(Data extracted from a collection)
======

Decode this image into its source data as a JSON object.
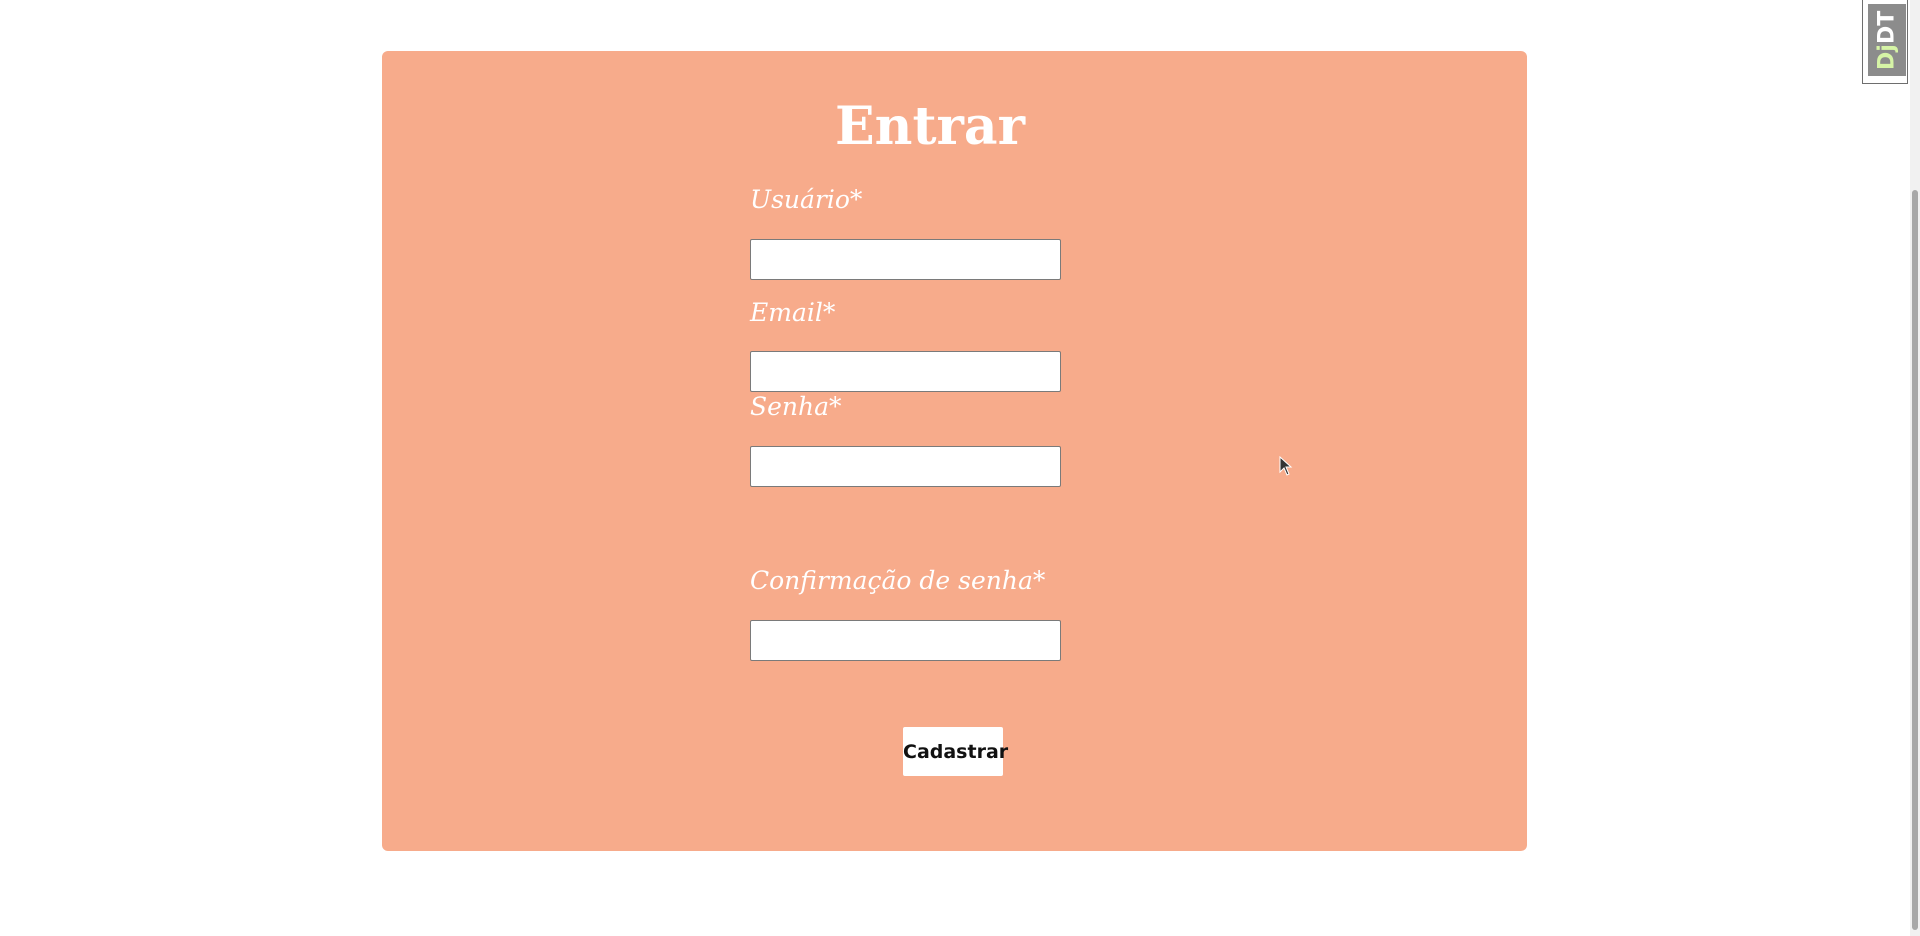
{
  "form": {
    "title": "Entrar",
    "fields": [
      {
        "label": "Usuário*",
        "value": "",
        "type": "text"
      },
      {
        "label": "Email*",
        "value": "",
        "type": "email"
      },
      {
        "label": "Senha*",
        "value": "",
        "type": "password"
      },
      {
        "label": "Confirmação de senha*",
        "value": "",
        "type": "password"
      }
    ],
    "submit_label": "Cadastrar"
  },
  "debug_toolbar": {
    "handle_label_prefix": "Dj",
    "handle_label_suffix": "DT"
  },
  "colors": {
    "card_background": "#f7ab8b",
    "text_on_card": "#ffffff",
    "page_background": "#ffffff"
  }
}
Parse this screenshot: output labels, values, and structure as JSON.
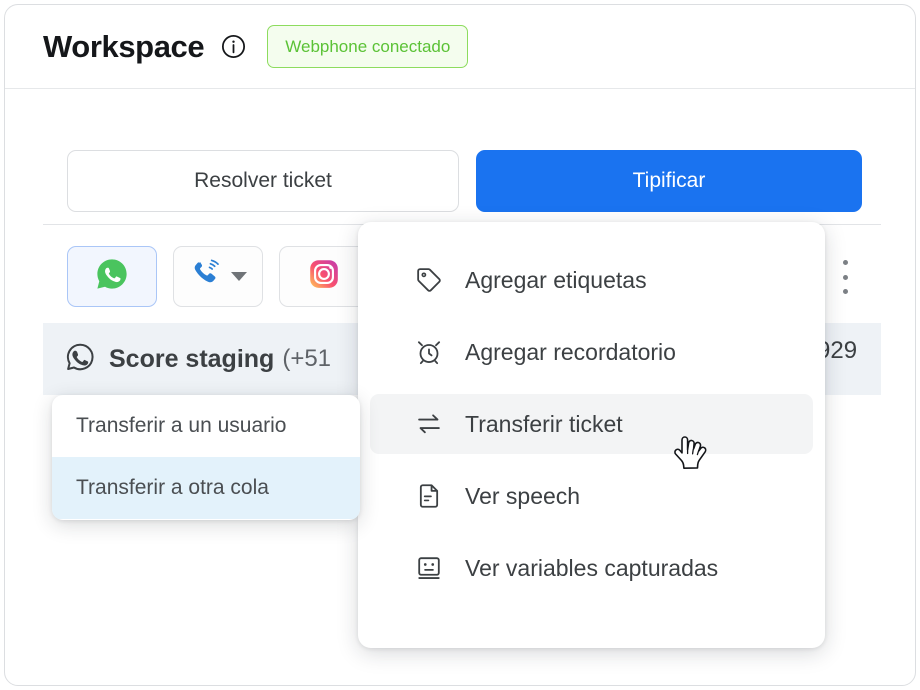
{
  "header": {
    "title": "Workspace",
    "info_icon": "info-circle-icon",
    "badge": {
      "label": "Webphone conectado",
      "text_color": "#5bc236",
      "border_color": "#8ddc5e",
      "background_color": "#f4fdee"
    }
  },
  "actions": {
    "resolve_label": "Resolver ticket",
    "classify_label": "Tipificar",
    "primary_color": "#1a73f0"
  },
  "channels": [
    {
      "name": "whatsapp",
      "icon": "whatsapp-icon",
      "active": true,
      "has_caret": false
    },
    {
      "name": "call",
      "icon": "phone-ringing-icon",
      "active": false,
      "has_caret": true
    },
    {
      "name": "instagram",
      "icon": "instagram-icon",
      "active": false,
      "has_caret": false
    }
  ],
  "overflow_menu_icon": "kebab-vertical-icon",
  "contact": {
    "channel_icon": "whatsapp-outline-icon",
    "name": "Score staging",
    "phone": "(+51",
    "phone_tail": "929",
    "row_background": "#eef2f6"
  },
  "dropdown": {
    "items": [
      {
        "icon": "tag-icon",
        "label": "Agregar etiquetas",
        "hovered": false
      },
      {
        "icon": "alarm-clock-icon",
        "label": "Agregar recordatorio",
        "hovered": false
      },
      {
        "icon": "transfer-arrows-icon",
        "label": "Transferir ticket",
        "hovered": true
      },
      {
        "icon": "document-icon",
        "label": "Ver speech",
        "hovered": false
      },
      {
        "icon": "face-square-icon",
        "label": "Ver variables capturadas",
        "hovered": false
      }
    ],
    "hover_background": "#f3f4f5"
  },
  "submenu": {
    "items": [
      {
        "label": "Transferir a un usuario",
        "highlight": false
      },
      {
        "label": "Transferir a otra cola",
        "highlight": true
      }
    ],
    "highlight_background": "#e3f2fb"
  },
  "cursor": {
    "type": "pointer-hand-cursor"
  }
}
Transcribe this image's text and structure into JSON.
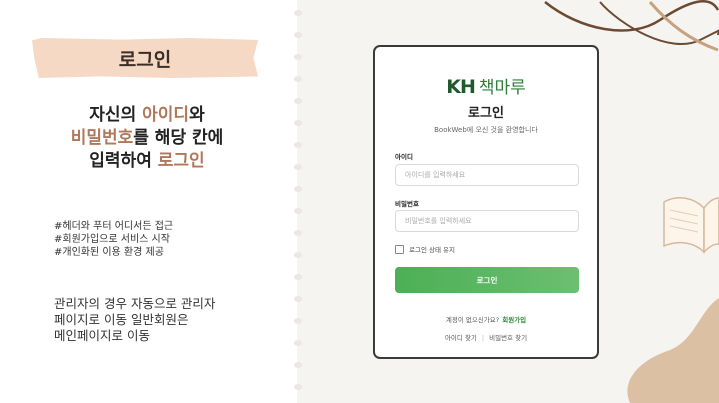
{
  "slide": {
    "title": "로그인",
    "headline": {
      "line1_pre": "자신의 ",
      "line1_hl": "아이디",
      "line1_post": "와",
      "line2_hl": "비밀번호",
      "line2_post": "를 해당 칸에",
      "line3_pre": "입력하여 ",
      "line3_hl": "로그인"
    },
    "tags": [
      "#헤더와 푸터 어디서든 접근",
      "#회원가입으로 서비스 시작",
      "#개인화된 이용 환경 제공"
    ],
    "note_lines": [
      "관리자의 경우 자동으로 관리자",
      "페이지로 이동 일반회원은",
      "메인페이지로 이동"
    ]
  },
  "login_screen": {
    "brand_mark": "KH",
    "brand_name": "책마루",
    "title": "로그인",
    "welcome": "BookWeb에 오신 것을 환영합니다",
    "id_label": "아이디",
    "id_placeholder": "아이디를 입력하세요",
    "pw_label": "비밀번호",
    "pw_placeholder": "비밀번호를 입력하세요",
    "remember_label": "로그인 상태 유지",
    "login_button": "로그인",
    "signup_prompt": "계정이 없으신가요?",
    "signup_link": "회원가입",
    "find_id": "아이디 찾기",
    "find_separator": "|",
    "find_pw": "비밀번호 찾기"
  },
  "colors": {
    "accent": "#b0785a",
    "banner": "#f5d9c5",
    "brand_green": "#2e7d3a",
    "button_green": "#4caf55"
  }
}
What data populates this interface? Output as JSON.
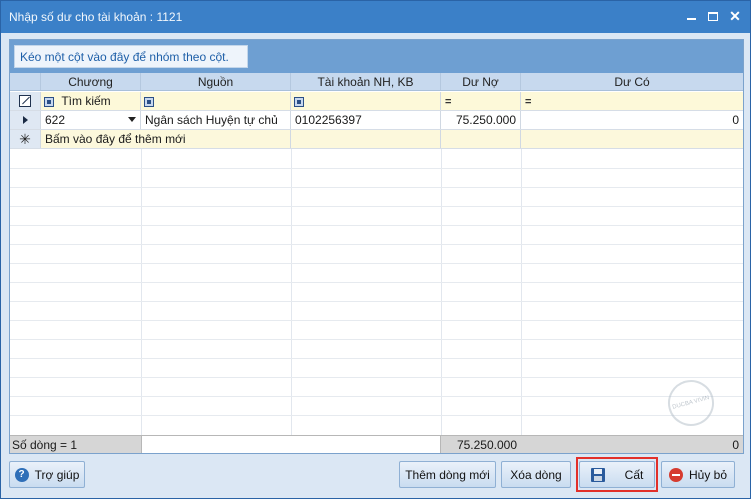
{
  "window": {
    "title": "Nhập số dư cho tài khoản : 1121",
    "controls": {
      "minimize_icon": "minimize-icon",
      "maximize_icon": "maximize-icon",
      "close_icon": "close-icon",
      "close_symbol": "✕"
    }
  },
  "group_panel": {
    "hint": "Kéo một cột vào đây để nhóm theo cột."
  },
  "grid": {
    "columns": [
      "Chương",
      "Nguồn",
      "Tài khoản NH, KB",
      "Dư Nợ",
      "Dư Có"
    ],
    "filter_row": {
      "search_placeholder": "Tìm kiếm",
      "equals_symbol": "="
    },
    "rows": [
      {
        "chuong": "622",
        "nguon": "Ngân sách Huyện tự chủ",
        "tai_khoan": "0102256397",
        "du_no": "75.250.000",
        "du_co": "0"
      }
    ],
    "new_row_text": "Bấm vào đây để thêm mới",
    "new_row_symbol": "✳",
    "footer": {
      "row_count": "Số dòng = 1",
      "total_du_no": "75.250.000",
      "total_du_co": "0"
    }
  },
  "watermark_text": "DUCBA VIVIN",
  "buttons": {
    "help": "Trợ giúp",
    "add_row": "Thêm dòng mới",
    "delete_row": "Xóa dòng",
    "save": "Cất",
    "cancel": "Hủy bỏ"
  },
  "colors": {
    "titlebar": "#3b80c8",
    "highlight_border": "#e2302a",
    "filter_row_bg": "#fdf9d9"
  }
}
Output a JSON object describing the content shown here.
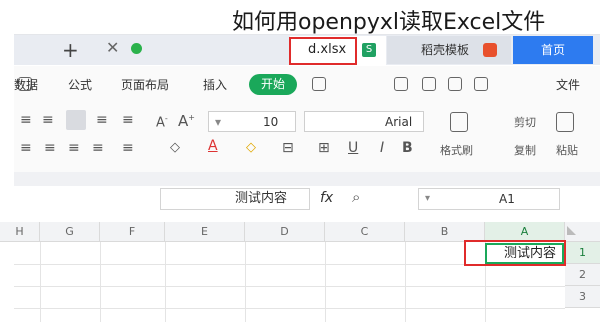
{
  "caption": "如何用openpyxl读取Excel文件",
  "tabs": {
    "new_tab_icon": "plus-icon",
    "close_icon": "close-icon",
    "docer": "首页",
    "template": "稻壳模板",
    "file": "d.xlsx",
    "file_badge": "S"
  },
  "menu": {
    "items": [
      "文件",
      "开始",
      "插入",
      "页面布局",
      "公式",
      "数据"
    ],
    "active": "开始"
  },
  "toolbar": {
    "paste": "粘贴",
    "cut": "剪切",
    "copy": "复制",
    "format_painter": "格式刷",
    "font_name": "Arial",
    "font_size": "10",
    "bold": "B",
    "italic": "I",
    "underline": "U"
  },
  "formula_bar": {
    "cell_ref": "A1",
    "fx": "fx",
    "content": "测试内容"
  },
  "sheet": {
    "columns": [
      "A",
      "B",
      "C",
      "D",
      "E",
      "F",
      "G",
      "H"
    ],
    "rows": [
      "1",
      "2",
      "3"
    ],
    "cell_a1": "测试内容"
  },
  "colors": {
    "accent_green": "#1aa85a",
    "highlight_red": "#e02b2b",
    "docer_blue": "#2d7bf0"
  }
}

======

- REQUIREMENTS:
Transcribe the preceding listing in its entirety and with exact wording, leaving out pictures.

- FULL OUTPUT:
Decode this image into its source data as a JSON object.
{
  "form": {
    "title": "Entrar",
    "fields": [
      {
        "label": "Usuário*",
        "value": "",
        "type": "text"
      },
      {
        "label": "Email*",
        "value": "",
        "type": "email"
      },
      {
        "label": "Senha*",
        "value": "",
        "type": "password"
      },
      {
        "label": "Confirmação de senha*",
        "value": "",
        "type": "password"
      }
    ],
    "submit_label": "Cadastrar"
  },
  "debug_toolbar": {
    "handle_label_prefix": "Dj",
    "handle_label_suffix": "DT"
  },
  "colors": {
    "card_background": "#f7ab8b",
    "text_on_card": "#ffffff",
    "page_background": "#ffffff"
  }
}
Parse this screenshot: output labels, values, and structure as JSON.
{
  "header": {
    "title": "Workspace",
    "info_icon": "info-circle-icon",
    "badge": {
      "label": "Webphone conectado",
      "text_color": "#5bc236",
      "border_color": "#8ddc5e",
      "background_color": "#f4fdee"
    }
  },
  "actions": {
    "resolve_label": "Resolver ticket",
    "classify_label": "Tipificar",
    "primary_color": "#1a73f0"
  },
  "channels": [
    {
      "name": "whatsapp",
      "icon": "whatsapp-icon",
      "active": true,
      "has_caret": false
    },
    {
      "name": "call",
      "icon": "phone-ringing-icon",
      "active": false,
      "has_caret": true
    },
    {
      "name": "instagram",
      "icon": "instagram-icon",
      "active": false,
      "has_caret": false
    }
  ],
  "overflow_menu_icon": "kebab-vertical-icon",
  "contact": {
    "channel_icon": "whatsapp-outline-icon",
    "name": "Score staging",
    "phone": "(+51",
    "phone_tail": "929",
    "row_background": "#eef2f6"
  },
  "dropdown": {
    "items": [
      {
        "icon": "tag-icon",
        "label": "Agregar etiquetas",
        "hovered": false
      },
      {
        "icon": "alarm-clock-icon",
        "label": "Agregar recordatorio",
        "hovered": false
      },
      {
        "icon": "transfer-arrows-icon",
        "label": "Transferir ticket",
        "hovered": true
      },
      {
        "icon": "document-icon",
        "label": "Ver speech",
        "hovered": false
      },
      {
        "icon": "face-square-icon",
        "label": "Ver variables capturadas",
        "hovered": false
      }
    ],
    "hover_background": "#f3f4f5"
  },
  "submenu": {
    "items": [
      {
        "label": "Transferir a un usuario",
        "highlight": false
      },
      {
        "label": "Transferir a otra cola",
        "highlight": true
      }
    ],
    "highlight_background": "#e3f2fb"
  },
  "cursor": {
    "type": "pointer-hand-cursor"
  }
}
Transcribe this image's text and structure into JSON.
{
  "slide": {
    "title": "로그인",
    "headline": {
      "line1_pre": "자신의 ",
      "line1_hl": "아이디",
      "line1_post": "와",
      "line2_hl": "비밀번호",
      "line2_post": "를 해당 칸에",
      "line3_pre": "입력하여 ",
      "line3_hl": "로그인"
    },
    "tags": [
      "#헤더와 푸터 어디서든 접근",
      "#회원가입으로 서비스 시작",
      "#개인화된 이용 환경 제공"
    ],
    "note_lines": [
      "관리자의 경우 자동으로 관리자",
      "페이지로 이동 일반회원은",
      "메인페이지로 이동"
    ]
  },
  "login_screen": {
    "brand_mark": "KH",
    "brand_name": "책마루",
    "title": "로그인",
    "welcome": "BookWeb에 오신 것을 환영합니다",
    "id_label": "아이디",
    "id_placeholder": "아이디를 입력하세요",
    "pw_label": "비밀번호",
    "pw_placeholder": "비밀번호를 입력하세요",
    "remember_label": "로그인 상태 유지",
    "login_button": "로그인",
    "signup_prompt": "계정이 없으신가요?",
    "signup_link": "회원가입",
    "find_id": "아이디 찾기",
    "find_separator": "|",
    "find_pw": "비밀번호 찾기"
  },
  "colors": {
    "accent": "#b0785a",
    "banner": "#f5d9c5",
    "brand_green": "#2e7d3a",
    "button_green": "#4caf55"
  }
}
What data populates this interface? Output as JSON.
{
  "window": {
    "title": "Nhập số dư cho tài khoản : 1121",
    "controls": {
      "minimize_icon": "minimize-icon",
      "maximize_icon": "maximize-icon",
      "close_icon": "close-icon",
      "close_symbol": "✕"
    }
  },
  "group_panel": {
    "hint": "Kéo một cột vào đây để nhóm theo cột."
  },
  "grid": {
    "columns": [
      "Chương",
      "Nguồn",
      "Tài khoản NH, KB",
      "Dư Nợ",
      "Dư Có"
    ],
    "filter_row": {
      "search_placeholder": "Tìm kiếm",
      "equals_symbol": "="
    },
    "rows": [
      {
        "chuong": "622",
        "nguon": "Ngân sách Huyện tự chủ",
        "tai_khoan": "0102256397",
        "du_no": "75.250.000",
        "du_co": "0"
      }
    ],
    "new_row_text": "Bấm vào đây để thêm mới",
    "new_row_symbol": "✳",
    "footer": {
      "row_count": "Số dòng = 1",
      "total_du_no": "75.250.000",
      "total_du_co": "0"
    }
  },
  "watermark_text": "DUCBA VIVIN",
  "buttons": {
    "help": "Trợ giúp",
    "add_row": "Thêm dòng mới",
    "delete_row": "Xóa dòng",
    "save": "Cất",
    "cancel": "Hủy bỏ"
  },
  "colors": {
    "titlebar": "#3b80c8",
    "highlight_border": "#e2302a",
    "filter_row_bg": "#fdf9d9"
  }
}
Output a JSON object describing the content shown here.
{
  "caption": "如何用openpyxl读取Excel文件",
  "tabs": {
    "new_tab_icon": "plus-icon",
    "close_icon": "close-icon",
    "docer": "首页",
    "template": "稻壳模板",
    "file": "d.xlsx",
    "file_badge": "S"
  },
  "menu": {
    "items": [
      "文件",
      "开始",
      "插入",
      "页面布局",
      "公式",
      "数据"
    ],
    "active": "开始"
  },
  "toolbar": {
    "paste": "粘贴",
    "cut": "剪切",
    "copy": "复制",
    "format_painter": "格式刷",
    "font_name": "Arial",
    "font_size": "10",
    "bold": "B",
    "italic": "I",
    "underline": "U"
  },
  "formula_bar": {
    "cell_ref": "A1",
    "fx": "fx",
    "content": "测试内容"
  },
  "sheet": {
    "columns": [
      "A",
      "B",
      "C",
      "D",
      "E",
      "F",
      "G",
      "H"
    ],
    "rows": [
      "1",
      "2",
      "3"
    ],
    "cell_a1": "测试内容"
  },
  "colors": {
    "accent_green": "#1aa85a",
    "highlight_red": "#e02b2b",
    "docer_blue": "#2d7bf0"
  }
}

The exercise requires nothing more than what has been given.